═════ Records for this exercise

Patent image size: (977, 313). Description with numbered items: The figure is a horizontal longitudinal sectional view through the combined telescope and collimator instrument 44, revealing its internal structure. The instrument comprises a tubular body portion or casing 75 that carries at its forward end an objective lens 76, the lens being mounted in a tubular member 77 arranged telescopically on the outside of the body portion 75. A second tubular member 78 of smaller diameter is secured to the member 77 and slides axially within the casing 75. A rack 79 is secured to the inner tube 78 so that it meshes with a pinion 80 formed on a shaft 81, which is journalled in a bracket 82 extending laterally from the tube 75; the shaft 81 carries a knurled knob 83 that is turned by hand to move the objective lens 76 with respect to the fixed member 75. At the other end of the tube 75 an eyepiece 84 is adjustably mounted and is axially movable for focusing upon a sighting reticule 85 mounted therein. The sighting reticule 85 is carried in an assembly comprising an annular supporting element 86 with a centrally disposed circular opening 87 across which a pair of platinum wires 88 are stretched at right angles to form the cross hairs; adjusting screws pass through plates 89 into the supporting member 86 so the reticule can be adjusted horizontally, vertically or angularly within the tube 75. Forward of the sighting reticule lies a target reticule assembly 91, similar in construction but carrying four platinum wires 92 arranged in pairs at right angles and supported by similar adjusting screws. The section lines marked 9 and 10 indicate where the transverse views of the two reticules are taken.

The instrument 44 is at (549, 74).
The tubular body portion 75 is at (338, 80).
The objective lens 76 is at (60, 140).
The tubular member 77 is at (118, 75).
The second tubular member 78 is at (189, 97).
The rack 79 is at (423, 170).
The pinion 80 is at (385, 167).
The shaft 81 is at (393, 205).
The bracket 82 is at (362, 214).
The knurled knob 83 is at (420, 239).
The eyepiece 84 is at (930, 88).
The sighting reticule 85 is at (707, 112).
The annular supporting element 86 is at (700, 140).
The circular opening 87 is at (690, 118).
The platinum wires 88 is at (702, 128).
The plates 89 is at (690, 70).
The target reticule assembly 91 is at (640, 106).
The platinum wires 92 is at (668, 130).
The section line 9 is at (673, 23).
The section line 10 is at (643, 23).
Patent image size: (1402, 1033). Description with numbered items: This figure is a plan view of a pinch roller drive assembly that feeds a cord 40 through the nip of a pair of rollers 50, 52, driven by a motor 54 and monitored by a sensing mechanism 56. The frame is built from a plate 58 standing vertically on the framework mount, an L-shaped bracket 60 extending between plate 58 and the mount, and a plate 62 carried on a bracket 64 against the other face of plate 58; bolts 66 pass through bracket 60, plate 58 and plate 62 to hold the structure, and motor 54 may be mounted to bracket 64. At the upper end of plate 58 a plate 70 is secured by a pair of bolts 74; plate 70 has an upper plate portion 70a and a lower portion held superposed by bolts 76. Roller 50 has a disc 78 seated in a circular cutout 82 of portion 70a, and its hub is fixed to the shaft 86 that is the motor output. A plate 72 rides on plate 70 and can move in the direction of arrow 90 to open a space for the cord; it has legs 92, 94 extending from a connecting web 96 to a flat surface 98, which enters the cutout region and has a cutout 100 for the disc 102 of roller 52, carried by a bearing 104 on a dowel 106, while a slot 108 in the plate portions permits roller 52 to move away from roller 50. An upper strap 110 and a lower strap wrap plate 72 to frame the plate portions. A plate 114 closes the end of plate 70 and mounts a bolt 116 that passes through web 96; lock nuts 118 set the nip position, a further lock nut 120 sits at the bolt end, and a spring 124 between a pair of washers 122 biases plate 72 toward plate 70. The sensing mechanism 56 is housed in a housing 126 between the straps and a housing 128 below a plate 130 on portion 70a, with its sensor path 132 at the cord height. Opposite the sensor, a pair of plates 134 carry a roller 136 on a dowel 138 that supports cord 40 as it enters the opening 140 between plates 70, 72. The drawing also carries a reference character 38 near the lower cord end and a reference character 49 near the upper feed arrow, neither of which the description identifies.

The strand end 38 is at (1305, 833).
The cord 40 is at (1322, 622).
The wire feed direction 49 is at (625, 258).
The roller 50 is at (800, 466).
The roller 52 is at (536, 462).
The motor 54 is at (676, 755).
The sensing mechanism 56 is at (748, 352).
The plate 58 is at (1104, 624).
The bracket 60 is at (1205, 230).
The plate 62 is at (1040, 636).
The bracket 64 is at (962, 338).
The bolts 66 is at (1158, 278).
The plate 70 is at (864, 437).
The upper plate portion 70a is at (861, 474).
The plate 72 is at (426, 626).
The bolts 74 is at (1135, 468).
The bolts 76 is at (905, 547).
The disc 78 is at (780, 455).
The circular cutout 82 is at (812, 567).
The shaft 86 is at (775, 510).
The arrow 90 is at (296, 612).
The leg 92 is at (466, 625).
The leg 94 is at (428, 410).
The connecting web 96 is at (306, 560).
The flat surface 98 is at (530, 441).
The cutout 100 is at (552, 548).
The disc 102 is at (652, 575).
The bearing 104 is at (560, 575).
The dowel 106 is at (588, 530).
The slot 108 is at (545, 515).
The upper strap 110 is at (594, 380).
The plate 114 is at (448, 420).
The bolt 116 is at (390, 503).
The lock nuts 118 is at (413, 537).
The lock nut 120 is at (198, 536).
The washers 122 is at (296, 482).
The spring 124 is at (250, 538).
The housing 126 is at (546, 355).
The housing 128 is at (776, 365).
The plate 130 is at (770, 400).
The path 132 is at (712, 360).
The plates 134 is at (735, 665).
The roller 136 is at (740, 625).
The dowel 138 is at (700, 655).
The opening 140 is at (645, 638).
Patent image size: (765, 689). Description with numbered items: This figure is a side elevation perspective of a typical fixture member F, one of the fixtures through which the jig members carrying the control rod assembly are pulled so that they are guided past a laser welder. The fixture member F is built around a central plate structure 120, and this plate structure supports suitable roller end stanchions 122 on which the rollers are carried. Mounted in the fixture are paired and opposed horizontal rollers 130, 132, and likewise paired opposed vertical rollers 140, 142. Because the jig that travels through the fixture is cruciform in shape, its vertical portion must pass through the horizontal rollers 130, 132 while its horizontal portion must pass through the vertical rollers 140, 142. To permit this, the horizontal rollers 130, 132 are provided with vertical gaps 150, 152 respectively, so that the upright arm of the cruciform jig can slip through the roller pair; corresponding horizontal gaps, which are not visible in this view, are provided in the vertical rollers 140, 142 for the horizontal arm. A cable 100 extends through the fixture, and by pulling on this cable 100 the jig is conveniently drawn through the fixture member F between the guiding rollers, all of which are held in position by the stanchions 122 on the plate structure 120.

══════════

#### [Given problem]
Rewrite everything from the start of these lines down to the line containing "The second tubular member 78 is at (189, 97).", putting "lengthwise" in place of "longitudinal" and changing nothing else.

#### [Finished exercise]
Patent image size: (977, 313). Description with numbered items: The figure is a horizontal lengthwise sectional view through the combined telescope and collimator instrument 44, revealing its internal structure. The instrument comprises a tubular body portion or casing 75 that carries at its forward end an objective lens 76, the lens being mounted in a tubular member 77 arranged telescopically on the outside of the body portion 75. A second tubular member 78 of smaller diameter is secured to the member 77 and slides axially within the casing 75. A rack 79 is secured to the inner tube 78 so that it meshes with a pinion 80 formed on a shaft 81, which is journalled in a bracket 82 extending laterally from the tube 75; the shaft 81 carries a knurled knob 83 that is turned by hand to move the objective lens 76 with respect to the fixed member 75. At the other end of the tube 75 an eyepiece 84 is adjustably mounted and is axially movable for focusing upon a sighting reticule 85 mounted therein. The sighting reticule 85 is carried in an assembly comprising an annular supporting element 86 with a centrally disposed circular opening 87 across which a pair of platinum wires 88 are stretched at right angles to form the cross hairs; adjusting screws pass through plates 89 into the supporting member 86 so the reticule can be adjusted horizontally, vertically or angularly within the tube 75. Forward of the sighting reticule lies a target reticule assembly 91, similar in construction but carrying four platinum wires 92 arranged in pairs at right angles and supported by similar adjusting screws. The section lines marked 9 and 10 indicate where the transverse views of the two reticules are taken.

The instrument 44 is at (549, 74).
The tubular body portion 75 is at (338, 80).
The objective lens 76 is at (60, 140).
The tubular member 77 is at (118, 75).
The second tubular member 78 is at (189, 97).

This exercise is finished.